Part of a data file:
>> BEGIN

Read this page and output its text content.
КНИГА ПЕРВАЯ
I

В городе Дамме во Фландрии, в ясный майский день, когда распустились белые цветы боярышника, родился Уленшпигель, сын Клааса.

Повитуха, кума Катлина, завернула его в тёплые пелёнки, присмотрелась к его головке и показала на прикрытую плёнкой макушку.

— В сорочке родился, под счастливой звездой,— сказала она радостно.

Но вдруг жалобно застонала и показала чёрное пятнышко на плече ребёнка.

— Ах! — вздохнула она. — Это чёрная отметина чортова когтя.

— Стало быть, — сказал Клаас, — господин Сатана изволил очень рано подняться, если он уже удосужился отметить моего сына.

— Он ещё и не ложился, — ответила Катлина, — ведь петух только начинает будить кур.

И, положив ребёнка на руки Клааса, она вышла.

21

>> END

## What is needed
State only the count of lines above that hold the string "ребёнка".

## Answer in full
2